▸ **Aim**: Filter the entries below, keeping every line that has the word "جماعة".

-----

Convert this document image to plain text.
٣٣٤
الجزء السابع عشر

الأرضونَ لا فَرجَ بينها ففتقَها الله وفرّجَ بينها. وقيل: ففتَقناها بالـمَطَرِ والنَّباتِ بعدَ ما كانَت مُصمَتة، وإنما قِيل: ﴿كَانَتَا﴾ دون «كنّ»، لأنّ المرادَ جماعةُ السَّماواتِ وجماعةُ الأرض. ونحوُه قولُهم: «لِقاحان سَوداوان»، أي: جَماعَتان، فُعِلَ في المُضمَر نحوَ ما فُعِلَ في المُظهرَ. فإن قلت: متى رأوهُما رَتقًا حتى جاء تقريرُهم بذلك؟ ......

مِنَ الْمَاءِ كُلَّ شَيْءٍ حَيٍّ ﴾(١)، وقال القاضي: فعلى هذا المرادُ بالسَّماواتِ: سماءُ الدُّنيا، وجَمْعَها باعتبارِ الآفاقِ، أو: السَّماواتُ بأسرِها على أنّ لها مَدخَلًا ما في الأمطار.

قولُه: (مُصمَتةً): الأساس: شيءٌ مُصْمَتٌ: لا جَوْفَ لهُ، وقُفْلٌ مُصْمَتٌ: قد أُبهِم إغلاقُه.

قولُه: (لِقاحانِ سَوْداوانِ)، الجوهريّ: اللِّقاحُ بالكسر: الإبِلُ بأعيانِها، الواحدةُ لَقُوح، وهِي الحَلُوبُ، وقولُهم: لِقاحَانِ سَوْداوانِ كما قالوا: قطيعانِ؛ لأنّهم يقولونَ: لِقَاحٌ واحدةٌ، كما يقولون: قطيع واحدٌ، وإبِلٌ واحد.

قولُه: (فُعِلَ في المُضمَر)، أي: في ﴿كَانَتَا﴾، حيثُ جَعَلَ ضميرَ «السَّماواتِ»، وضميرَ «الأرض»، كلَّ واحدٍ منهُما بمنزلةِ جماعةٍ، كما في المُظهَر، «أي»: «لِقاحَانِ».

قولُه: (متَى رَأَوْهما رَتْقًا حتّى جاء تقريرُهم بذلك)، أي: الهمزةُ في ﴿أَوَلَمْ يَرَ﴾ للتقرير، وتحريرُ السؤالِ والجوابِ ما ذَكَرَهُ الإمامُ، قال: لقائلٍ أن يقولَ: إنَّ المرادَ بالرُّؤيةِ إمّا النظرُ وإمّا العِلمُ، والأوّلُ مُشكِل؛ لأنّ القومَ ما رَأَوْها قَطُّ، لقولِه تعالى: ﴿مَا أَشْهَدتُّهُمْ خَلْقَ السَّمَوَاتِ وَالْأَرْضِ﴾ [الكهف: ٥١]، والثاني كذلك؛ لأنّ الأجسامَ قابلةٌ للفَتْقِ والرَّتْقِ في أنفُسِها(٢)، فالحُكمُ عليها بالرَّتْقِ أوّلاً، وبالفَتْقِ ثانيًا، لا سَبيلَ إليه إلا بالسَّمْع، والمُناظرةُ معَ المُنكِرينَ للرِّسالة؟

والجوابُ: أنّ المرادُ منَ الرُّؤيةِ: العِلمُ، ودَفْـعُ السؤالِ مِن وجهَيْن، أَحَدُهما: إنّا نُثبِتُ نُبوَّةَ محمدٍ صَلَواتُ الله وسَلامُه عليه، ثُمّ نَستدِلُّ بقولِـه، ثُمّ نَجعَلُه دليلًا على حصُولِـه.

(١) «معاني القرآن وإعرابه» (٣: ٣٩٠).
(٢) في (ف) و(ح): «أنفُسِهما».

-----

▸ **Completed exercise**:
الأرضونَ لا فَرجَ بينها ففتقَها الله وفرّجَ بينها. وقيل: ففتَقناها بالـمَطَرِ والنَّباتِ بعدَ ما كانَت مُصمَتة، وإنما قِيل: ﴿كَانَتَا﴾ دون «كنّ»، لأنّ المرادَ جماعةُ السَّماواتِ وجماعةُ الأرض. ونحوُه قولُهم: «لِقاحان سَوداوان»، أي: جَماعَتان، فُعِلَ في المُضمَر نحوَ ما فُعِلَ في المُظهرَ. فإن قلت: متى رأوهُما رَتقًا حتى جاء تقريرُهم بذلك؟ ......
قولُه: (فُعِلَ في المُضمَر)، أي: في ﴿كَانَتَا﴾، حيثُ جَعَلَ ضميرَ «السَّماواتِ»، وضميرَ «الأرض»، كلَّ واحدٍ منهُما بمنزلةِ جماعةٍ، كما في المُظهَر، «أي»: «لِقاحَانِ».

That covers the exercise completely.